§ **Goal**
Gather from the material every line that contains the string "Paving".

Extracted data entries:
_ _ _ _ _ _ _
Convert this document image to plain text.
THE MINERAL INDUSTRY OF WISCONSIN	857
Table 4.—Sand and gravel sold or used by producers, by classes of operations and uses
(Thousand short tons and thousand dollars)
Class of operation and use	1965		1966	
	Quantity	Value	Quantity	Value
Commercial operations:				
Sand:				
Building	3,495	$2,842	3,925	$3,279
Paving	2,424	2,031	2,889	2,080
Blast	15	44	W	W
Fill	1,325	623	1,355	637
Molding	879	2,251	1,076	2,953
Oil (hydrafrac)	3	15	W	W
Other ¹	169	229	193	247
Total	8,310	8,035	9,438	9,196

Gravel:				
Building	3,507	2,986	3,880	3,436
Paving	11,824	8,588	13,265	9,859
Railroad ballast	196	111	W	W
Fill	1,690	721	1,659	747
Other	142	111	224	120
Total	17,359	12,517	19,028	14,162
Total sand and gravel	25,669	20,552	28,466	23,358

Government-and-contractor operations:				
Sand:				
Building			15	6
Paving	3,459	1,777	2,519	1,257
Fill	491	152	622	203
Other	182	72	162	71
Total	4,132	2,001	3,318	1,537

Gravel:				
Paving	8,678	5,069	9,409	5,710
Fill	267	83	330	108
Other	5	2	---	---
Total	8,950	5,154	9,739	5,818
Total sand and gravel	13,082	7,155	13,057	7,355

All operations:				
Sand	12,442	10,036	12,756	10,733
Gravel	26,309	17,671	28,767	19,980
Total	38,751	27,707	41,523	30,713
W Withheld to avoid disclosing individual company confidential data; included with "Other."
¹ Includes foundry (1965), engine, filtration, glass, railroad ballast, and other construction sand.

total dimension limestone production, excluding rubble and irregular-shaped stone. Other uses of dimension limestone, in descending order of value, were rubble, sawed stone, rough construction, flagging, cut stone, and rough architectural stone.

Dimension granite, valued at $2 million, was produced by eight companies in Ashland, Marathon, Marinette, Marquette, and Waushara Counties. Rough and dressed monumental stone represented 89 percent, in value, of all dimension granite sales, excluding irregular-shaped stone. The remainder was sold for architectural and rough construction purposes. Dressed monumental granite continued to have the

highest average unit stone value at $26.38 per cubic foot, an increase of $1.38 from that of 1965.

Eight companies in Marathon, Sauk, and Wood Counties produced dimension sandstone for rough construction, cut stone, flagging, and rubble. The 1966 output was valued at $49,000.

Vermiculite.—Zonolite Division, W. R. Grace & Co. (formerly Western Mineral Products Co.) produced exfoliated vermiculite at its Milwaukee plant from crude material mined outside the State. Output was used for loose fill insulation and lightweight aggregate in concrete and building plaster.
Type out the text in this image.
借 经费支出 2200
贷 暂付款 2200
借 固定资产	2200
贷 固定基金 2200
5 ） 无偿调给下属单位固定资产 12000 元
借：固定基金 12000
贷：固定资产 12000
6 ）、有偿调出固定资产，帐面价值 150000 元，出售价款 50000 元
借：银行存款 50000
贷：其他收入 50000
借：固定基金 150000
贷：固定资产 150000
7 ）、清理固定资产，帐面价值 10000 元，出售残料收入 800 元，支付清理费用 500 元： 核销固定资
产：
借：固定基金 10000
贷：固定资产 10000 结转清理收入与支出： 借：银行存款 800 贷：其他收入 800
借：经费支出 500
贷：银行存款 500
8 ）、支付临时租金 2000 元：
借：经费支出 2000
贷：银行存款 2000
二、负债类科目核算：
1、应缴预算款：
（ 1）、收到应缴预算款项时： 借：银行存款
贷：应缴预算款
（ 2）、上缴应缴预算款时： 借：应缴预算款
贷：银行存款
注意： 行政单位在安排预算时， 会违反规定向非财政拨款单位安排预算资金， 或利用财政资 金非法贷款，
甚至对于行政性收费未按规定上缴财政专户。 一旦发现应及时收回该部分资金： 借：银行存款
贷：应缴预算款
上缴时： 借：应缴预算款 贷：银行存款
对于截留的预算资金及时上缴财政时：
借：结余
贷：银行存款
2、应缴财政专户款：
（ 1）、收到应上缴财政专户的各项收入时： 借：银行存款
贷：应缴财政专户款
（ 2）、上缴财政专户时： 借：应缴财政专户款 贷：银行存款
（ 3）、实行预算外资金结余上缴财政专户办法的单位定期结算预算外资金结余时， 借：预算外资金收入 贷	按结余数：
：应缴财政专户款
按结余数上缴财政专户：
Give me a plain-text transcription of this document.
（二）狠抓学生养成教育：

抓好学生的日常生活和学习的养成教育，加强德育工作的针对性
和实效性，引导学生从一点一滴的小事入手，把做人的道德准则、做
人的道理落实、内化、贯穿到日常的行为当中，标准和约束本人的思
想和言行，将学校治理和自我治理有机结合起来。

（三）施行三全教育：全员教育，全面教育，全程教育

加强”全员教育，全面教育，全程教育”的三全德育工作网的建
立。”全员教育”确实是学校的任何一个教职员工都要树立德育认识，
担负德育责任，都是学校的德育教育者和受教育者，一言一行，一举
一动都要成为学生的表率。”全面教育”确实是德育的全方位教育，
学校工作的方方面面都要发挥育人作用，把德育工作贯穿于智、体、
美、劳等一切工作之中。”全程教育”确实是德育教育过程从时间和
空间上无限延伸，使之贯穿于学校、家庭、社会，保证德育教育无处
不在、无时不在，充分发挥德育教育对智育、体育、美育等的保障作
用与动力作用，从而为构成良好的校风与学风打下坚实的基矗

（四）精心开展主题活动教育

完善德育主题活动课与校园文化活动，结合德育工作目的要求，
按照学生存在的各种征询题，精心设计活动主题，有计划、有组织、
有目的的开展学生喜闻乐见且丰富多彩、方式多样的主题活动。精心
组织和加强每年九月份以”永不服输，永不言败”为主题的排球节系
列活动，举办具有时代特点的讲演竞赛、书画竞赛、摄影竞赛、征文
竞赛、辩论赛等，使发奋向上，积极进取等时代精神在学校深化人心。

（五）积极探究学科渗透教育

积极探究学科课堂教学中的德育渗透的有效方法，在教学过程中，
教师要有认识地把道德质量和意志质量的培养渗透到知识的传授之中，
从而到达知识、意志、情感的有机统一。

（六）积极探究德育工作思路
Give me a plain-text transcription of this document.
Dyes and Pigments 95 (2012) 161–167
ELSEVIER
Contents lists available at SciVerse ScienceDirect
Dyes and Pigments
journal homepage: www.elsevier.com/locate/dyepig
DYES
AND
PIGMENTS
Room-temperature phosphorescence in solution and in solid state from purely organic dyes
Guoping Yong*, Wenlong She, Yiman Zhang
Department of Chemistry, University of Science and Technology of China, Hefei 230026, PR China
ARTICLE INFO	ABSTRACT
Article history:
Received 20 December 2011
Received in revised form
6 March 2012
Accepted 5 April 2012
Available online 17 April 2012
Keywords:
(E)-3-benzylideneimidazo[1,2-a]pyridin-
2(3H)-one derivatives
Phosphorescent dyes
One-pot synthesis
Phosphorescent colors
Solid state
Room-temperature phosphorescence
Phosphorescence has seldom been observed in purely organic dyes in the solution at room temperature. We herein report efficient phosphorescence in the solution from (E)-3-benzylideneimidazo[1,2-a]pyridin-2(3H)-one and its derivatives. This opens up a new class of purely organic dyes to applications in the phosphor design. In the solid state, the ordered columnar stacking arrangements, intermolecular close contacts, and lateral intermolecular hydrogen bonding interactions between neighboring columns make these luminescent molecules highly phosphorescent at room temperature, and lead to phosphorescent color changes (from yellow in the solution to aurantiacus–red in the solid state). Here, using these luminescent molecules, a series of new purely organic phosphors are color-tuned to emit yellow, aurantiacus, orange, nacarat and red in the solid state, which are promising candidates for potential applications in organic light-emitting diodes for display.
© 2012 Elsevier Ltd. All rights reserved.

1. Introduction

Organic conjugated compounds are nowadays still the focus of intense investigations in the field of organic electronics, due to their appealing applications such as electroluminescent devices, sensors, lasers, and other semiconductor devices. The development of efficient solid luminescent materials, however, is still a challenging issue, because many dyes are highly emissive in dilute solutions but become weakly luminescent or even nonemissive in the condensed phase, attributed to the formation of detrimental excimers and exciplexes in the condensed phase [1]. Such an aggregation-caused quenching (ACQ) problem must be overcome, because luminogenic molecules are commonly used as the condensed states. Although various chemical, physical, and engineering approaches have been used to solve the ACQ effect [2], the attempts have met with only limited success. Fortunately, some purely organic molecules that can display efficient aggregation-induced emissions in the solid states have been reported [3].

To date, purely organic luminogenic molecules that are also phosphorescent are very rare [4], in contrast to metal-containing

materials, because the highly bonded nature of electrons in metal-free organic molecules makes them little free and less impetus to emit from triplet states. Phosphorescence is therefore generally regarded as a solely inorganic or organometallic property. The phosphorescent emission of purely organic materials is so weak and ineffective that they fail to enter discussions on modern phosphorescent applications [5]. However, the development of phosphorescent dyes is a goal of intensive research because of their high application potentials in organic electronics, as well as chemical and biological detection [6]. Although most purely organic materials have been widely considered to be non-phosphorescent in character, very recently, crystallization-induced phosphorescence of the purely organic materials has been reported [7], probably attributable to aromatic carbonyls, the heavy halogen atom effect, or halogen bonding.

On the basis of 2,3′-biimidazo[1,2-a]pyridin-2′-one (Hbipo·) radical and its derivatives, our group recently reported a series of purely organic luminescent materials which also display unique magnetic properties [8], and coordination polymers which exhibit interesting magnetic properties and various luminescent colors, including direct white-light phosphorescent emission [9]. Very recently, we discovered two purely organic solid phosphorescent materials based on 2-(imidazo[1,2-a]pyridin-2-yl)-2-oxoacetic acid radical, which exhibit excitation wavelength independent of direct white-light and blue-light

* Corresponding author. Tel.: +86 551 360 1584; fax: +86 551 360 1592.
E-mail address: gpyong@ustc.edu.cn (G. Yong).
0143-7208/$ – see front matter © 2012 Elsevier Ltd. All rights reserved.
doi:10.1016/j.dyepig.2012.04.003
_ _ _ _ _ _ _
§ **Result**
Paving	2,424	2,031	2,889	2,080
Paving	11,824	8,588	13,265	9,859
Paving	3,459	1,777	2,519	1,257
Paving	8,678	5,069	9,409	5,710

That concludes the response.